PROVIDED DATA:
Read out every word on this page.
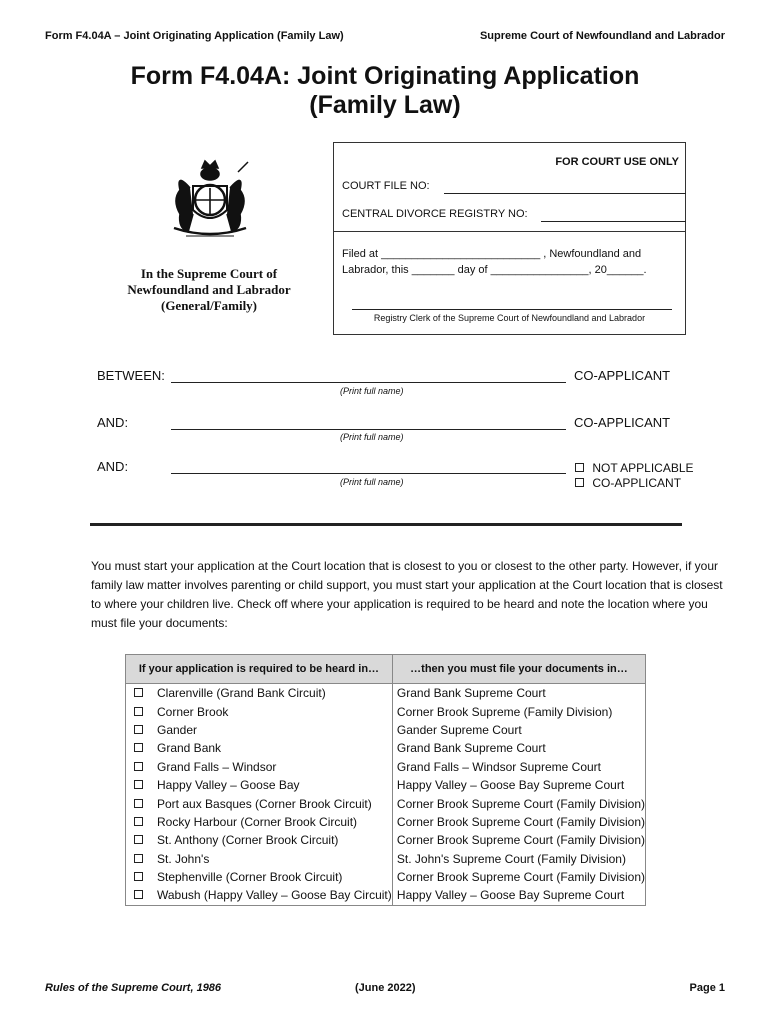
Form F4.04A – Joint Originating Application (Family Law)	Supreme Court of Newfoundland and Labrador
Form F4.04A: Joint Originating Application
(Family Law)
In the Supreme Court of
Newfoundland and Labrador
(General/Family)
FOR COURT USE ONLY
COURT FILE NO:
CENTRAL DIVORCE REGISTRY NO:
Filed at __________________________ , Newfoundland and
Labrador, this _______ day of ________________, 20______.
Registry Clerk of the Supreme Court of Newfoundland and Labrador
BETWEEN:
(Print full name)
CO-APPLICANT
AND:
(Print full name)
CO-APPLICANT
AND:
(Print full name)
NOT APPLICABLE
CO-APPLICANT
You must start your application at the Court location that is closest to you or closest to the other party. However, if your
family law matter involves parenting or child support, you must start your application at the Court location that is closest
to where your children live. Check off where your application is required to be heard and note the location where you
must file your documents:
If your application is required to be heard in…	…then you must file your documents in…
Clarenville (Grand Bank Circuit)	Grand Bank Supreme Court
Corner Brook	Corner Brook Supreme (Family Division)
Gander	Gander Supreme Court
Grand Bank	Grand Bank Supreme Court
Grand Falls – Windsor	Grand Falls – Windsor Supreme Court
Happy Valley – Goose Bay	Happy Valley – Goose Bay Supreme Court
Port aux Basques (Corner Brook Circuit)	Corner Brook Supreme Court (Family Division)
Rocky Harbour (Corner Brook Circuit)	Corner Brook Supreme Court (Family Division)
St. Anthony (Corner Brook Circuit)	Corner Brook Supreme Court (Family Division)
St. John's	St. John's Supreme Court (Family Division)
Stephenville (Corner Brook Circuit)	Corner Brook Supreme Court (Family Division)
Wabush (Happy Valley – Goose Bay Circuit)	Happy Valley – Goose Bay Supreme Court
Rules of the Supreme Court, 1986	(June 2022)	Page 1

DO THIS:
Copy every line of the entries above in which "Grand" occurs.

RESULT OF THE TASK:
Clarenville (Grand Bank Circuit)	Grand Bank Supreme Court
Grand Bank	Grand Bank Supreme Court
Grand Falls – Windsor	Grand Falls – Windsor Supreme Court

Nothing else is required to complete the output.